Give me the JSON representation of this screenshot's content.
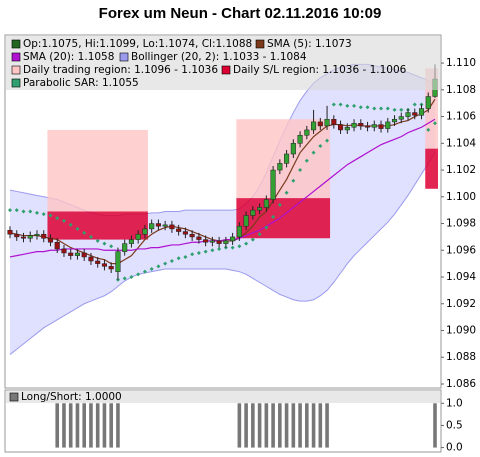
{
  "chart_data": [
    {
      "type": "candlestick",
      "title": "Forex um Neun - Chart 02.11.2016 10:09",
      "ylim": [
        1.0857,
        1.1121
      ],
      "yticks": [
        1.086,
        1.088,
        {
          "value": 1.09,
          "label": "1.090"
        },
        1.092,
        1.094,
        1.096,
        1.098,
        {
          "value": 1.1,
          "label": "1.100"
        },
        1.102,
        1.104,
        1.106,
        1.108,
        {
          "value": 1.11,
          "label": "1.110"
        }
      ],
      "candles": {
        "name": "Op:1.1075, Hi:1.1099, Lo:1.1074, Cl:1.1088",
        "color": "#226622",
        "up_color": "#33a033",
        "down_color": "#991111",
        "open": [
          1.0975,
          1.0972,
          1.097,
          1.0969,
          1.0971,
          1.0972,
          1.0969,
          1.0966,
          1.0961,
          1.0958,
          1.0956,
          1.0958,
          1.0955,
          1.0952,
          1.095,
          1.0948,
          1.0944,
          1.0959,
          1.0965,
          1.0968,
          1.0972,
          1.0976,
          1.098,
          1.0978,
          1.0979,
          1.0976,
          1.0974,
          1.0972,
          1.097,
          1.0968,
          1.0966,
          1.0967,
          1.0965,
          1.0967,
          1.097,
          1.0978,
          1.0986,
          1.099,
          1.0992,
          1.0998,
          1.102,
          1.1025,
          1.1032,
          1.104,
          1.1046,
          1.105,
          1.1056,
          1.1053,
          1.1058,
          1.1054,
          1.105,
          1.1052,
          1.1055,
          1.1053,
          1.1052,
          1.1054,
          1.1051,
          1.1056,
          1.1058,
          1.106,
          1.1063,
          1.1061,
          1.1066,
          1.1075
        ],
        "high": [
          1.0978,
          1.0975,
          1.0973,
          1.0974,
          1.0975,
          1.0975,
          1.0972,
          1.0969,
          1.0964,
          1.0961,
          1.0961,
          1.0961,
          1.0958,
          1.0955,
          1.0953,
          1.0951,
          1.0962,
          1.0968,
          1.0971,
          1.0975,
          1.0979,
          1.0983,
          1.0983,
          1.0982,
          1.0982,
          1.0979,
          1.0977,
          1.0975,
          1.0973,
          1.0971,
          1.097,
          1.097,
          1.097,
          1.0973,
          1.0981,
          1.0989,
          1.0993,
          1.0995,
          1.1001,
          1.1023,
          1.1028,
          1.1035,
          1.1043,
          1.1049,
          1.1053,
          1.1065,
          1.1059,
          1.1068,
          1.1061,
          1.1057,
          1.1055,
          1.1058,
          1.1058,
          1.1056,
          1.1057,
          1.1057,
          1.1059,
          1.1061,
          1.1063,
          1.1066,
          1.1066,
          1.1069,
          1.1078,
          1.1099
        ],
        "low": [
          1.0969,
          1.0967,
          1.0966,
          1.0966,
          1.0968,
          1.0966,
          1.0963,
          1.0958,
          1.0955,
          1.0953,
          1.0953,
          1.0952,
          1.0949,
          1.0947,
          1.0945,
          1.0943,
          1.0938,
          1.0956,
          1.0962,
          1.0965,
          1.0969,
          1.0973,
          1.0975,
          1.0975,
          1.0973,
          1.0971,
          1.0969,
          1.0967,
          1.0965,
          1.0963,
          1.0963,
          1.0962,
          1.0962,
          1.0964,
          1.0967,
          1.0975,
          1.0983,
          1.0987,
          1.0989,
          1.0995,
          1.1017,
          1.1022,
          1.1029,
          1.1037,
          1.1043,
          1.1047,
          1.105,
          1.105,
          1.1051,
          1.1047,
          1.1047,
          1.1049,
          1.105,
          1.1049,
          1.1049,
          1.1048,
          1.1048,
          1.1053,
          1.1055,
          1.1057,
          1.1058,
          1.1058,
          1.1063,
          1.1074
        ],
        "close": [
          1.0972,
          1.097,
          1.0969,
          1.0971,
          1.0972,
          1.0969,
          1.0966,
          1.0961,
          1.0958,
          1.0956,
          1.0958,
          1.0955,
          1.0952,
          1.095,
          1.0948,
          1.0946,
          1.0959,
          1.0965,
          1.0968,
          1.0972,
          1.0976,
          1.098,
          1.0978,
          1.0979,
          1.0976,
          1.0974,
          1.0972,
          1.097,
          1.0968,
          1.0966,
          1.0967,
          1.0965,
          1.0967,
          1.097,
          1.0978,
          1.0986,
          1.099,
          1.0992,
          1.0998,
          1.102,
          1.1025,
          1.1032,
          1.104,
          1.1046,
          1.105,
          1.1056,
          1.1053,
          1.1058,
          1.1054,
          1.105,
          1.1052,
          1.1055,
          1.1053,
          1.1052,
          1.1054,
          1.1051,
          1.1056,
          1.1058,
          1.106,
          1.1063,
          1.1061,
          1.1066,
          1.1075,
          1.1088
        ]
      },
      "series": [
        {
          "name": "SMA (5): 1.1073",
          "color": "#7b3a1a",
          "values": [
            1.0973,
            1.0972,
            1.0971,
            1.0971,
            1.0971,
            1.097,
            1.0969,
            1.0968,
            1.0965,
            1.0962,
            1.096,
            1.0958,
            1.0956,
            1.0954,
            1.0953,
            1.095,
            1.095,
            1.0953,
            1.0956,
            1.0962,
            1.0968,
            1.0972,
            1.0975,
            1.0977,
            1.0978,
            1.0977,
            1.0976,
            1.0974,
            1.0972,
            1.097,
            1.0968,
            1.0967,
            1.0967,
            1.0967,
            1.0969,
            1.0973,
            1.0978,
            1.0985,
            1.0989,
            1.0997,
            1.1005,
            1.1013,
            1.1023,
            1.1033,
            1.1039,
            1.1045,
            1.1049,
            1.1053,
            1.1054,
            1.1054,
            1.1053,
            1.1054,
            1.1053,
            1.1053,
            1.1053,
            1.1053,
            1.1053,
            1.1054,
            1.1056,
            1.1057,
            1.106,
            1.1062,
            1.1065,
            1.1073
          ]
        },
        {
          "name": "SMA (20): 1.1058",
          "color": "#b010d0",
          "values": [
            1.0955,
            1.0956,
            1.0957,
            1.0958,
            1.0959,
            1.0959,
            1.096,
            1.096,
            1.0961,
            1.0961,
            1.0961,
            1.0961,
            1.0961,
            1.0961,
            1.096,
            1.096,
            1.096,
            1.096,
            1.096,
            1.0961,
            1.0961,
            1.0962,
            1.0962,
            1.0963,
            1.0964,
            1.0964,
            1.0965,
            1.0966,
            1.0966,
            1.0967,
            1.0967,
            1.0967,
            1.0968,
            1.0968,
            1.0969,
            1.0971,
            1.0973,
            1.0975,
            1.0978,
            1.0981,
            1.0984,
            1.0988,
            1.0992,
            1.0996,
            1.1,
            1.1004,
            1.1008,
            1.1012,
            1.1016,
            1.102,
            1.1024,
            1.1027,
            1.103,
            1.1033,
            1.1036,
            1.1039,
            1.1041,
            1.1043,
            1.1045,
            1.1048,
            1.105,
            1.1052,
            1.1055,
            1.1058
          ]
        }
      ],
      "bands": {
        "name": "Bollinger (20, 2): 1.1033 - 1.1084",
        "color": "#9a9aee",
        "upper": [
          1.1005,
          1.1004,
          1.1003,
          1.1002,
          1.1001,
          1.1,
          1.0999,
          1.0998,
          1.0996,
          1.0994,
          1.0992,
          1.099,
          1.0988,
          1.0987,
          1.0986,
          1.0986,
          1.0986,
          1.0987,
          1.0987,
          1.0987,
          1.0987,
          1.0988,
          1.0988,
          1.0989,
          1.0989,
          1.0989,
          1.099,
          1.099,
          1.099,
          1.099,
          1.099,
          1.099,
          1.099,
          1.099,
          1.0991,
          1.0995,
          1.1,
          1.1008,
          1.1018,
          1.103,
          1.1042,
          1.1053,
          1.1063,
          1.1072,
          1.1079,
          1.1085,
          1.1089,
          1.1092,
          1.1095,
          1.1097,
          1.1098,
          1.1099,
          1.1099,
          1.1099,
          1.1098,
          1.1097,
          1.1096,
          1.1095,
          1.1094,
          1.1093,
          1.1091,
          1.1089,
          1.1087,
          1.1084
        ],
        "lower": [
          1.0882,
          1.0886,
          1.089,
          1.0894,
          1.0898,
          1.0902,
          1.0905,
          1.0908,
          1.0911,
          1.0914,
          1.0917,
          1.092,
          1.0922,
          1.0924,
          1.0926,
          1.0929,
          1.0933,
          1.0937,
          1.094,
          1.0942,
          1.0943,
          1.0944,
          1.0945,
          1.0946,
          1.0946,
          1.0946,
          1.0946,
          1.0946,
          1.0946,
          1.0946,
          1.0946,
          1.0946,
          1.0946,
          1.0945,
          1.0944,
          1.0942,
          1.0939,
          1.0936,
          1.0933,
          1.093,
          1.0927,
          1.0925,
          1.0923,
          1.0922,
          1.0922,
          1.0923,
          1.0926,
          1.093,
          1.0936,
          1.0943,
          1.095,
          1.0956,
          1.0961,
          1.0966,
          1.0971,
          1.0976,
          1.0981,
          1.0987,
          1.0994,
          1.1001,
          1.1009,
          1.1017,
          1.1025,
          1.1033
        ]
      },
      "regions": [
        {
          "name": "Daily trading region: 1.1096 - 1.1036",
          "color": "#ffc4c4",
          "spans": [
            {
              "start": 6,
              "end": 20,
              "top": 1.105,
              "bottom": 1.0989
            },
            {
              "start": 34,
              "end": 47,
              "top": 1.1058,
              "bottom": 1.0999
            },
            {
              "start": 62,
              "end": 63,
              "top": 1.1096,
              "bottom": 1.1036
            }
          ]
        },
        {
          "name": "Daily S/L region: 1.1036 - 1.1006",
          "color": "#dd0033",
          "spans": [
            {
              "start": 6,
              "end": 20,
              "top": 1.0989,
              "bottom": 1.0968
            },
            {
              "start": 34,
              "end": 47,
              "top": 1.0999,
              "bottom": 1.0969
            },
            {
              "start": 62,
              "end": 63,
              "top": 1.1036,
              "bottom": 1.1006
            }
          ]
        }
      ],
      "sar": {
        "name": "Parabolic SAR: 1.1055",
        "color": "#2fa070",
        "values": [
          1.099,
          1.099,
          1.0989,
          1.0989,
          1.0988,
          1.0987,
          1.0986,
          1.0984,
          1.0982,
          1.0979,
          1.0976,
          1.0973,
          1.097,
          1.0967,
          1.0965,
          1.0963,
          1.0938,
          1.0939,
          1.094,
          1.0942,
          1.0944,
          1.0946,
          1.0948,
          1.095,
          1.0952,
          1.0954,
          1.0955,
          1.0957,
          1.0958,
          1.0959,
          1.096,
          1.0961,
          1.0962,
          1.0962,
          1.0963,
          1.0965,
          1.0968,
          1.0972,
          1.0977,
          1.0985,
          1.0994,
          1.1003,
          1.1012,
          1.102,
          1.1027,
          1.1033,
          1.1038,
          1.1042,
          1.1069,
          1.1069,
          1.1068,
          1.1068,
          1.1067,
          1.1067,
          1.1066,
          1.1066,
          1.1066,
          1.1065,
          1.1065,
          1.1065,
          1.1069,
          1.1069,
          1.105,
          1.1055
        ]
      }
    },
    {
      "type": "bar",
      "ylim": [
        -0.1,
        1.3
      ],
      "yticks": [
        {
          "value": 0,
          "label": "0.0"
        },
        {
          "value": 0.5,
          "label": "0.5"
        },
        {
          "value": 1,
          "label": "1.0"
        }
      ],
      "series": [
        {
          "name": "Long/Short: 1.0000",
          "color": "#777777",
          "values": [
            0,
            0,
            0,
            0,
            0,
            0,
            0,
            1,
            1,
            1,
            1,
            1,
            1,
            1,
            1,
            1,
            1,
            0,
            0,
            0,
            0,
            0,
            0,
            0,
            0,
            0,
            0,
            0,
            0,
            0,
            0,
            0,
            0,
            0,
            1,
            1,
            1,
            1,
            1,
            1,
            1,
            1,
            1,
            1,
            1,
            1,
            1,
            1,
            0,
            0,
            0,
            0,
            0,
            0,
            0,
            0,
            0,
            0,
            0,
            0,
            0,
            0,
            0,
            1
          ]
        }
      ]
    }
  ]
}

| Prompt |
Each line containing "name" counts once; state the total number of such lines and nothing else.

| Exercise solution |
8